### STORED DATA

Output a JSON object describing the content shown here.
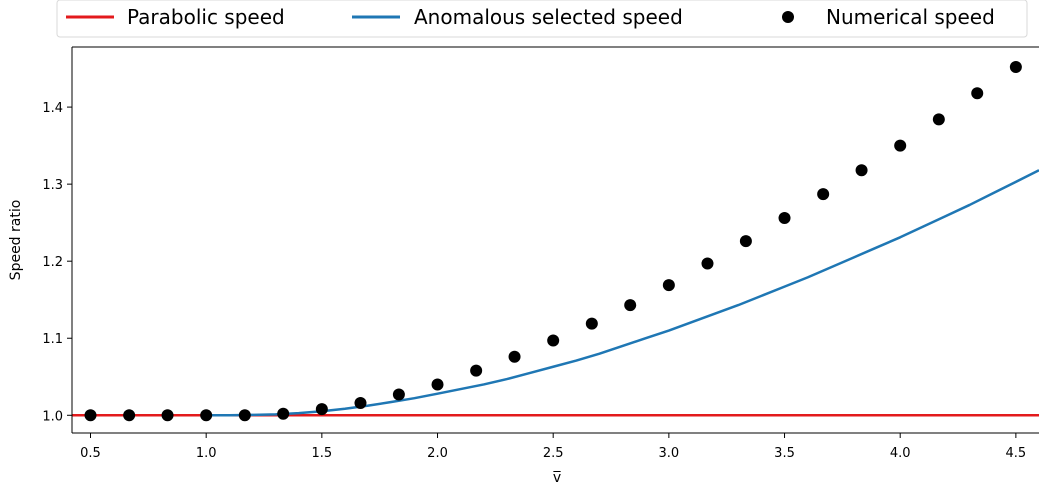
{
  "chart_data": {
    "type": "line",
    "xlabel": "v̅",
    "ylabel": "Speed ratio",
    "xlim": [
      0.42,
      4.6
    ],
    "ylim": [
      0.977,
      1.478
    ],
    "x_ticks": [
      0.5,
      1.0,
      1.5,
      2.0,
      2.5,
      3.0,
      3.5,
      4.0,
      4.5
    ],
    "x_tick_labels": [
      "0.5",
      "1.0",
      "1.5",
      "2.0",
      "2.5",
      "3.0",
      "3.5",
      "4.0",
      "4.5"
    ],
    "y_ticks": [
      1.0,
      1.1,
      1.2,
      1.3,
      1.4
    ],
    "y_tick_labels": [
      "1.0",
      "1.1",
      "1.2",
      "1.3",
      "1.4"
    ],
    "grid": false,
    "legend_position": "top, above plot, horizontal",
    "series": [
      {
        "name": "Parabolic speed",
        "kind": "line",
        "color": "#e31a1c",
        "x": [
          0.42,
          4.6
        ],
        "y": [
          1.0,
          1.0
        ]
      },
      {
        "name": "Anomalous selected speed",
        "kind": "line",
        "color": "#1f77b4",
        "x": [
          1.0,
          1.1,
          1.2,
          1.3,
          1.4,
          1.5,
          1.6,
          1.7,
          1.8,
          1.9,
          2.0,
          2.1,
          2.2,
          2.3,
          2.4,
          2.5,
          2.6,
          2.7,
          2.8,
          2.9,
          3.0,
          3.1,
          3.2,
          3.3,
          3.4,
          3.5,
          3.6,
          3.7,
          3.8,
          3.9,
          4.0,
          4.1,
          4.2,
          4.3,
          4.4,
          4.5,
          4.6
        ],
        "y": [
          1.0,
          1.0,
          1.0005,
          1.0012,
          1.0028,
          1.0052,
          1.0085,
          1.0125,
          1.0172,
          1.0222,
          1.028,
          1.034,
          1.04,
          1.047,
          1.055,
          1.063,
          1.071,
          1.08,
          1.09,
          1.1,
          1.11,
          1.121,
          1.132,
          1.143,
          1.155,
          1.167,
          1.179,
          1.192,
          1.205,
          1.218,
          1.231,
          1.245,
          1.259,
          1.273,
          1.288,
          1.303,
          1.318
        ]
      },
      {
        "name": "Numerical speed",
        "kind": "scatter",
        "color": "#000000",
        "x": [
          0.5,
          0.667,
          0.833,
          1.0,
          1.167,
          1.333,
          1.5,
          1.667,
          1.833,
          2.0,
          2.167,
          2.333,
          2.5,
          2.667,
          2.833,
          3.0,
          3.167,
          3.333,
          3.5,
          3.667,
          3.833,
          4.0,
          4.167,
          4.333,
          4.5
        ],
        "y": [
          1.0,
          1.0,
          1.0,
          1.0,
          1.0,
          1.002,
          1.008,
          1.016,
          1.027,
          1.04,
          1.058,
          1.076,
          1.097,
          1.119,
          1.143,
          1.169,
          1.197,
          1.226,
          1.256,
          1.287,
          1.318,
          1.35,
          1.384,
          1.418,
          1.452
        ]
      }
    ]
  }
}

### AIM
Report each line of the material above where the word "color" appears.

### RESPONSE TO THIS EXERCISE
        "color": "#e31a1c",
        "color": "#1f77b4",
        "color": "#000000",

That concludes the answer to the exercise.